- SHORT TASK
Locate each line in the records containing "นางสาวจ". Copy it.

* start MATERIAL FOR THIS TASK *

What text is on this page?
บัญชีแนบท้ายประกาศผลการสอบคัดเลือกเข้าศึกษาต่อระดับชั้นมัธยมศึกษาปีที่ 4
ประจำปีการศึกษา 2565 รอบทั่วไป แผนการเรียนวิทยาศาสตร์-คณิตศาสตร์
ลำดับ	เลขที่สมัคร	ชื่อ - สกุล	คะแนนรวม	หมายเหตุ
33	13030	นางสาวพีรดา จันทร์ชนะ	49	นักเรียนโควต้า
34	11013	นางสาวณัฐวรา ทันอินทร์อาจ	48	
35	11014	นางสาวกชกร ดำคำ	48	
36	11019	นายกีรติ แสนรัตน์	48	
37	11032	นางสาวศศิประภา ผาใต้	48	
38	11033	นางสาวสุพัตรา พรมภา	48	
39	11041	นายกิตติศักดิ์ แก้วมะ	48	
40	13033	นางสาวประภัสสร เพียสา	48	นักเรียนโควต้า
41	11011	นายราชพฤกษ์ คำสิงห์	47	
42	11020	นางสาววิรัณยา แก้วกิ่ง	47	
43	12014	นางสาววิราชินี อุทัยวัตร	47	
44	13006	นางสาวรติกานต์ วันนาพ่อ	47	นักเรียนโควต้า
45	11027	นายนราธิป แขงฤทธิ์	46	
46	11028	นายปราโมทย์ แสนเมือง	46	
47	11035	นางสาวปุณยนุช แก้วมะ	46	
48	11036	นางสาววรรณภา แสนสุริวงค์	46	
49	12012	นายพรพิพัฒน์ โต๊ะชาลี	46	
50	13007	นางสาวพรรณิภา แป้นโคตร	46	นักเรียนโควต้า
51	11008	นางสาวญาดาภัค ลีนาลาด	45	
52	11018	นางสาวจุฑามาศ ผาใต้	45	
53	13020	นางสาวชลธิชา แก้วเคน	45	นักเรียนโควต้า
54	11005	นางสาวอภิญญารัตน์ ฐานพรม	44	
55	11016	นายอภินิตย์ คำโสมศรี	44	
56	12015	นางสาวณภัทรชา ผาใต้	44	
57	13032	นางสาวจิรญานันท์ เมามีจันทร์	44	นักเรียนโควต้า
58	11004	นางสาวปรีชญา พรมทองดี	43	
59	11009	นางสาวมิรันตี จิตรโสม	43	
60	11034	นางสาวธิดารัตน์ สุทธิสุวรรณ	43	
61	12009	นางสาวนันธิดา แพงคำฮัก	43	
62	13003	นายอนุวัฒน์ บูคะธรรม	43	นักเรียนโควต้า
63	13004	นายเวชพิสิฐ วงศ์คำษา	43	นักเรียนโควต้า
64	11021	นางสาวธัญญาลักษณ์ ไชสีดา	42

* end MATERIAL FOR THIS TASK *

- FINAL RESULT
52	11018	นางสาวจุฑามาศ ผาใต้	45	
57	13032	นางสาวจิรญานันท์ เมามีจันทร์	44	นักเรียนโควต้า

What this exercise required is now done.